To be done:
Read through the records below and copy each line that uses the word "devices".

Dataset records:
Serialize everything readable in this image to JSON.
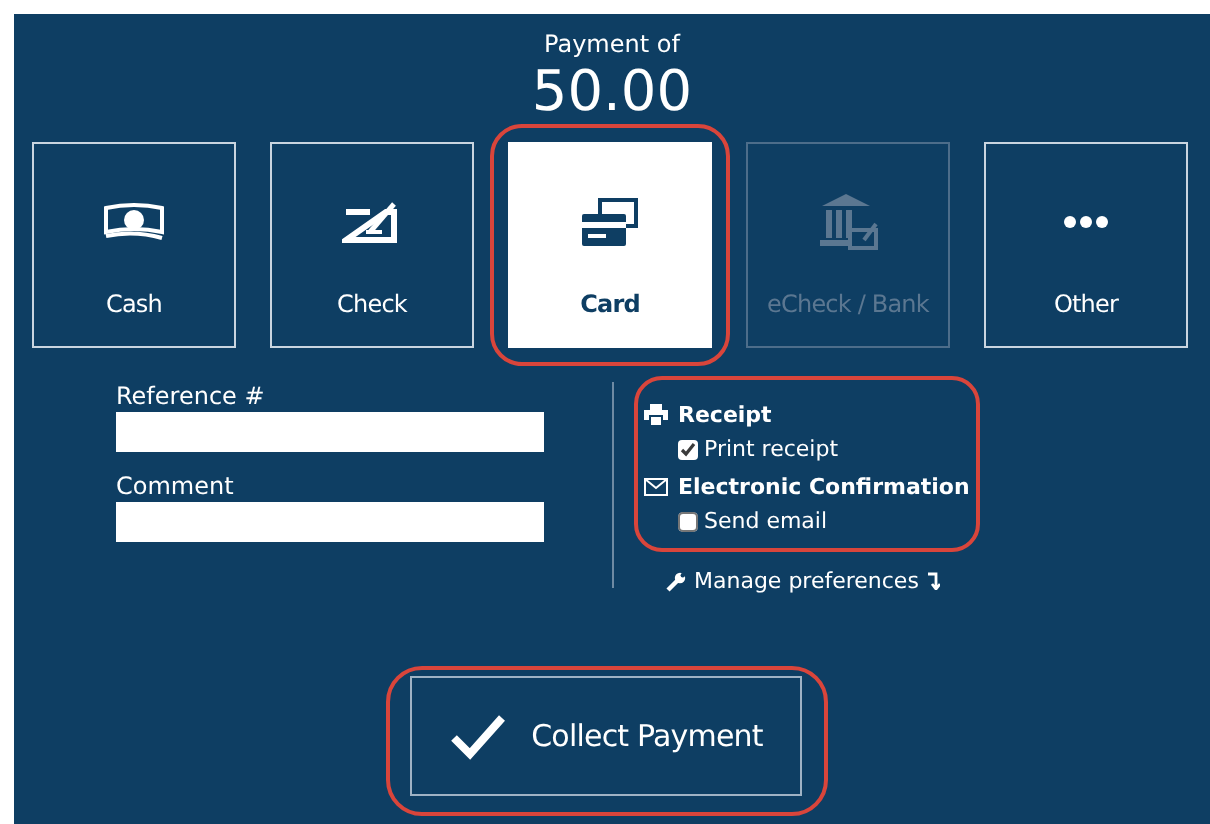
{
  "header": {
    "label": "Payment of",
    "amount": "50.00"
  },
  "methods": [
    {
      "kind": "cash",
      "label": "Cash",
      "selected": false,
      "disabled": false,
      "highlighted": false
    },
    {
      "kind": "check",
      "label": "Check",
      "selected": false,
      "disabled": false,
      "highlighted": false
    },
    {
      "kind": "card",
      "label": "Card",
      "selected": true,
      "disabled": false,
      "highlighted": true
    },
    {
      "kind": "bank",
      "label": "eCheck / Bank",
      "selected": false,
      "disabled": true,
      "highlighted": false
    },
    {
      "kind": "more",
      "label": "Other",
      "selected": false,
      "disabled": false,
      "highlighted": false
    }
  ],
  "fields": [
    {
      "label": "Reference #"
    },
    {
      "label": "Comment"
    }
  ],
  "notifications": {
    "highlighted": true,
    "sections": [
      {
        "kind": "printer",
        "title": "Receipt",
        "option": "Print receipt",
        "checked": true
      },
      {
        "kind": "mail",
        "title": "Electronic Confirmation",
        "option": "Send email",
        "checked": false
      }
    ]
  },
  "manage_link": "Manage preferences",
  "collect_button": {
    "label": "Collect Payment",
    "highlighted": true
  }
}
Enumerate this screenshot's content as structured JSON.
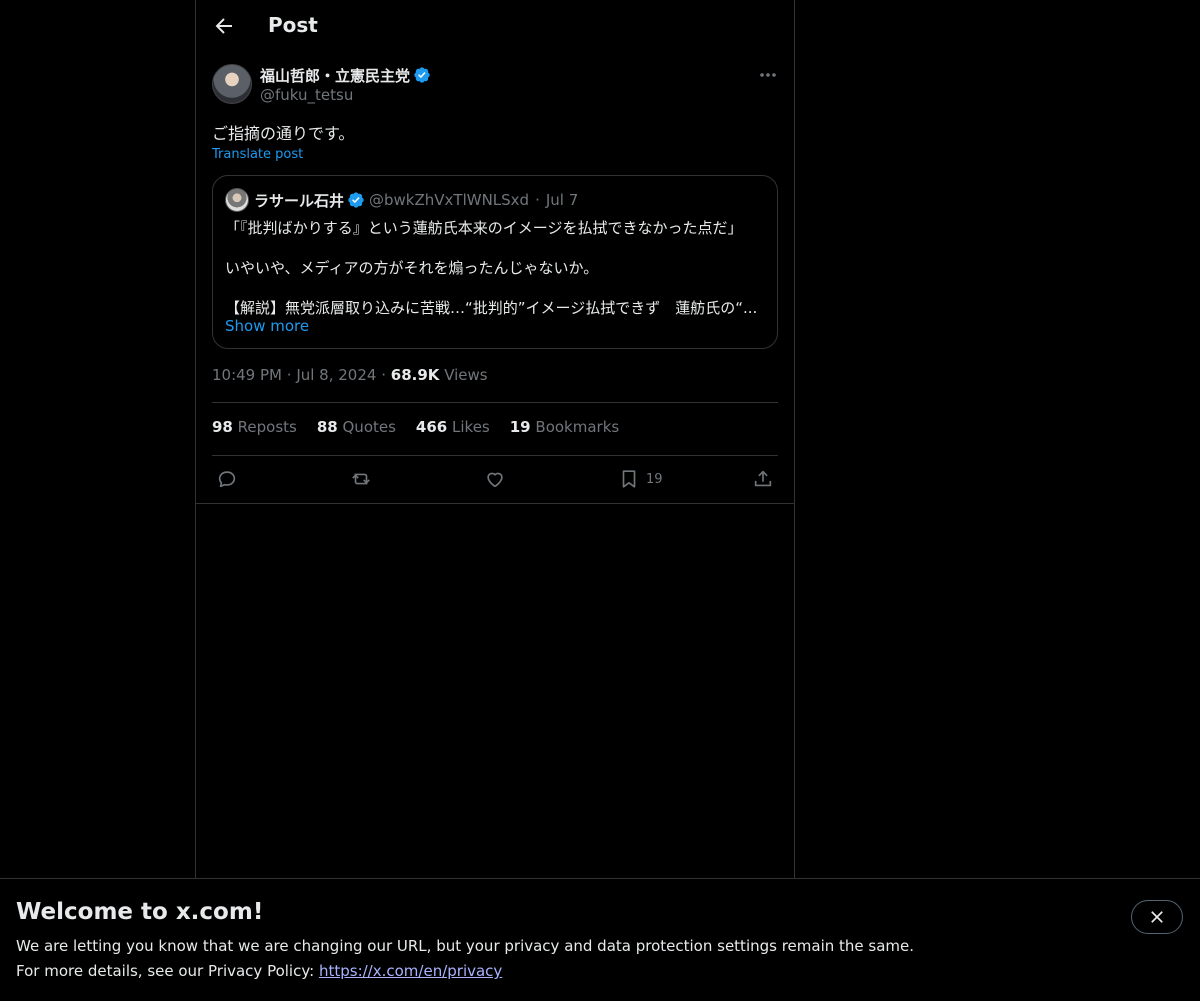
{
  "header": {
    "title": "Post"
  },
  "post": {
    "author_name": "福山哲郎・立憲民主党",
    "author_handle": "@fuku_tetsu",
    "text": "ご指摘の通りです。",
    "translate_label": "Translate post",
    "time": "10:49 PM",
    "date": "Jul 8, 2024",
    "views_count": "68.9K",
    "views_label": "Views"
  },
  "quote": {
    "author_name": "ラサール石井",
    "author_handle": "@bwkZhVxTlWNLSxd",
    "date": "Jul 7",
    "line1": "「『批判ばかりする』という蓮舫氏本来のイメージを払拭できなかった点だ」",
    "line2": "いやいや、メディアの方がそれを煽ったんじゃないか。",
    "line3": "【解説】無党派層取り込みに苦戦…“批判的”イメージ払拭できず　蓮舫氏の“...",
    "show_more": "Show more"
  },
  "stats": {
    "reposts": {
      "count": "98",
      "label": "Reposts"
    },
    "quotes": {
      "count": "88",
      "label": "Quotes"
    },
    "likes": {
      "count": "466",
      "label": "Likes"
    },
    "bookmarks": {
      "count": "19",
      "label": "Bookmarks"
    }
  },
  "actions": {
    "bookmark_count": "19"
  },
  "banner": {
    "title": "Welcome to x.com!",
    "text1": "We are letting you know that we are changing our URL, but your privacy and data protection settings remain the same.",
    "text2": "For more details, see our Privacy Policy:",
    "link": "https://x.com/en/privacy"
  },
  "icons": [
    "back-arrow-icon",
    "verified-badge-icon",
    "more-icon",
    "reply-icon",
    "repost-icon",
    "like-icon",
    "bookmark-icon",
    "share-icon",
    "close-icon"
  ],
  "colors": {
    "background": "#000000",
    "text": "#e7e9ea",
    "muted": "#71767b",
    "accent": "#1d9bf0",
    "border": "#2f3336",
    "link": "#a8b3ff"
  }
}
==
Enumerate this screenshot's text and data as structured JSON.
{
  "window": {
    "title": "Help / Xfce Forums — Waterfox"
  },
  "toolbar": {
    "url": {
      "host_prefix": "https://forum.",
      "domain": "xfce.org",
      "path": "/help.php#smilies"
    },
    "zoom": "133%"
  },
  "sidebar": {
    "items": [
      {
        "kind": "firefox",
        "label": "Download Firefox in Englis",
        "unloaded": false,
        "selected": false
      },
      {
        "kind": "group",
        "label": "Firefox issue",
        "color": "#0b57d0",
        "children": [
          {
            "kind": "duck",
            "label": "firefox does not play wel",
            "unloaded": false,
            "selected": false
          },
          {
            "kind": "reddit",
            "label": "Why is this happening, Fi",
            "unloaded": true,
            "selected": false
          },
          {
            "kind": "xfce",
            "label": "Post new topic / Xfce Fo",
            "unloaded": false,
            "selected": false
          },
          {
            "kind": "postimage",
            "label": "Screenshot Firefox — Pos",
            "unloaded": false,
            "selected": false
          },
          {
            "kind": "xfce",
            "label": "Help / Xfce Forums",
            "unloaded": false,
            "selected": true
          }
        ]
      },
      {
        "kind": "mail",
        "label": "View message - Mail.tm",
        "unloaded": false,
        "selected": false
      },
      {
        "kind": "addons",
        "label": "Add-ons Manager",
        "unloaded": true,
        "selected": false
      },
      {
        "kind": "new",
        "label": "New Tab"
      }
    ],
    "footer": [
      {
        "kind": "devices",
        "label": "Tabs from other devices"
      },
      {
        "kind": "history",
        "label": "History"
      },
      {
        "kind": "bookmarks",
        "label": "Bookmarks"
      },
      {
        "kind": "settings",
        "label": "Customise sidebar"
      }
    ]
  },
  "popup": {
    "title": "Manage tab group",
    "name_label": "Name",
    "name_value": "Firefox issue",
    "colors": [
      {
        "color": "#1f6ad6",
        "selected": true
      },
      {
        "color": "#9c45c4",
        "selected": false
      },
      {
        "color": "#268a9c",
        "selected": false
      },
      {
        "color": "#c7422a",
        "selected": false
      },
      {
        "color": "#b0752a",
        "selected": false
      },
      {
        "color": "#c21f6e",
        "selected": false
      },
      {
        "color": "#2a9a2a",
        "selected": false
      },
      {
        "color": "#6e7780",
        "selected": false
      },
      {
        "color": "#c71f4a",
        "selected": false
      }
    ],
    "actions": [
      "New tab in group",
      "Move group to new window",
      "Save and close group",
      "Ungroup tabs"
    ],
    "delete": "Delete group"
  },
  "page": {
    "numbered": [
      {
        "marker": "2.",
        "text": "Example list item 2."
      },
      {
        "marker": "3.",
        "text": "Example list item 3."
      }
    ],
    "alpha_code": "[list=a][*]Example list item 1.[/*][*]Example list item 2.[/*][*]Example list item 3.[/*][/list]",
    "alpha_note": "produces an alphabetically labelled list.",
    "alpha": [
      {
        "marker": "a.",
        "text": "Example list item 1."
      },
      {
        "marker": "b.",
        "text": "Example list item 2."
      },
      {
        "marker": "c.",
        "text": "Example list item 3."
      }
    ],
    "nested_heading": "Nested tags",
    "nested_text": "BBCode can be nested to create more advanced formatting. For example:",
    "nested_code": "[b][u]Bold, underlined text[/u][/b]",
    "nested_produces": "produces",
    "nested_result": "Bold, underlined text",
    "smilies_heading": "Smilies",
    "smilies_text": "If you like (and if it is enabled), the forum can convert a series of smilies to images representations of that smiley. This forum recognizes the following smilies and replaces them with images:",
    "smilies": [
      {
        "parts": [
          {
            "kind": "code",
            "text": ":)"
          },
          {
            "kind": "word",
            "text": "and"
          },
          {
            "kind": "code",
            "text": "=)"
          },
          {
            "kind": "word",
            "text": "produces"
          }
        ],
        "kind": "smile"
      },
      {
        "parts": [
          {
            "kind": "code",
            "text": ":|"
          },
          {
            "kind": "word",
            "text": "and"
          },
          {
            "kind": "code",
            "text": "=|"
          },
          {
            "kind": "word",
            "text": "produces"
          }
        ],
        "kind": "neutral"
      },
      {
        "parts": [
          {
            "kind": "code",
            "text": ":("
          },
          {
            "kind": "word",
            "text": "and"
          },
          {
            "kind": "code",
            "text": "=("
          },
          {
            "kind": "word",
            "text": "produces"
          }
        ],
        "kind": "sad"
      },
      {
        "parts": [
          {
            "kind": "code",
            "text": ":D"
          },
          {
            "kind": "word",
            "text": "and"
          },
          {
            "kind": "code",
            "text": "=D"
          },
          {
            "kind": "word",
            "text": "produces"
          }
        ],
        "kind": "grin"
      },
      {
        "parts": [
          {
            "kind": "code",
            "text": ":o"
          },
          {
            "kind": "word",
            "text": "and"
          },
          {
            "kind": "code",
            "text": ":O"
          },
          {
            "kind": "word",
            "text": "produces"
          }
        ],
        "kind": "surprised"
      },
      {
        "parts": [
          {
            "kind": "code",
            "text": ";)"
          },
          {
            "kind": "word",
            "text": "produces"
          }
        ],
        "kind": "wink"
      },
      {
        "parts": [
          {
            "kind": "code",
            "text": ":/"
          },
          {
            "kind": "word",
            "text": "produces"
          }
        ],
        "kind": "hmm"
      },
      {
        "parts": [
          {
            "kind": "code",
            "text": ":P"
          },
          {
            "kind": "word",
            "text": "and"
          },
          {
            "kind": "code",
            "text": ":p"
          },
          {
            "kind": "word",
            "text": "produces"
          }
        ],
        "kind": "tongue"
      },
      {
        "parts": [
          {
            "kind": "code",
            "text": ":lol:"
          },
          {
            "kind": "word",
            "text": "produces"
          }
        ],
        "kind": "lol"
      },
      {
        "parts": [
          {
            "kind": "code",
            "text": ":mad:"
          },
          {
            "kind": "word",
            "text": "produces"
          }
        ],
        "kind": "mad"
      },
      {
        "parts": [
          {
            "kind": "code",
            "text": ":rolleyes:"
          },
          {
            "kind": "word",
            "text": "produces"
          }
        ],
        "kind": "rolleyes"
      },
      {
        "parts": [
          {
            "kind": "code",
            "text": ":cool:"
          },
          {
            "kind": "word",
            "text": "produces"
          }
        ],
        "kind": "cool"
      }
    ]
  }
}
--
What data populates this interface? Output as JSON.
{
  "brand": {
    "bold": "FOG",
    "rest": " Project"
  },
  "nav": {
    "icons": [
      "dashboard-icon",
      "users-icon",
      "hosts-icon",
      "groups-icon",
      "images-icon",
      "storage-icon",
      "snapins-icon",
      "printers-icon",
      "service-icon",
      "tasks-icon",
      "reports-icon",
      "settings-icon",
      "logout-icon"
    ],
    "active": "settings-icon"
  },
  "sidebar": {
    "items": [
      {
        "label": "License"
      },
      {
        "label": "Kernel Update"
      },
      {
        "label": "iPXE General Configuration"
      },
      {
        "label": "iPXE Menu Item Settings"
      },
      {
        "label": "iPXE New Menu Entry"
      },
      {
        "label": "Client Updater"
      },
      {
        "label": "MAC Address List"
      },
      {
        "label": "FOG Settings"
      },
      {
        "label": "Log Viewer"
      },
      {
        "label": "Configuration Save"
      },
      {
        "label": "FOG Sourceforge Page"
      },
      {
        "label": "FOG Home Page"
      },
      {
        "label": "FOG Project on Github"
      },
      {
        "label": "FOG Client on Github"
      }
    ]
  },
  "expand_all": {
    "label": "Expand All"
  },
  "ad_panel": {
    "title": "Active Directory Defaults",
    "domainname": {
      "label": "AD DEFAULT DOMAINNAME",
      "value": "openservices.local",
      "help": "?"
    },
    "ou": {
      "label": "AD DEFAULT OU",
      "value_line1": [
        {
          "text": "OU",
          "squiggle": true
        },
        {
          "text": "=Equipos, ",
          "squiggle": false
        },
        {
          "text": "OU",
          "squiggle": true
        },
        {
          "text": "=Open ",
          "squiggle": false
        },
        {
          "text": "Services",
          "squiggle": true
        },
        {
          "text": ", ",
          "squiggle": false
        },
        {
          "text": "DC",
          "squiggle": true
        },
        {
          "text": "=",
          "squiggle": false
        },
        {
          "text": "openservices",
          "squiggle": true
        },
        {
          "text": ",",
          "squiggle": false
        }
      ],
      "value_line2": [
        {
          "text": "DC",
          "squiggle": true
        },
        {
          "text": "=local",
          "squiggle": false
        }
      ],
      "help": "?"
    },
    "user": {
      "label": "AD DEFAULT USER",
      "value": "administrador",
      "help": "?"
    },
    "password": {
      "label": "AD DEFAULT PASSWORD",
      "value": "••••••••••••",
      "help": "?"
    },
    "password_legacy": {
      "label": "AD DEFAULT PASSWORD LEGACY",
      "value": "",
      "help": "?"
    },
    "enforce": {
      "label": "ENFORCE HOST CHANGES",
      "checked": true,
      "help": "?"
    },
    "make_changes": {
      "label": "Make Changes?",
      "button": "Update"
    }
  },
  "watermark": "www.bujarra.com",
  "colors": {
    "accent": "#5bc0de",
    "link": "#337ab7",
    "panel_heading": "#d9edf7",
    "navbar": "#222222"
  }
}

Solved exercise:
        "kind": "devices",
        "label": "Tabs from other devices"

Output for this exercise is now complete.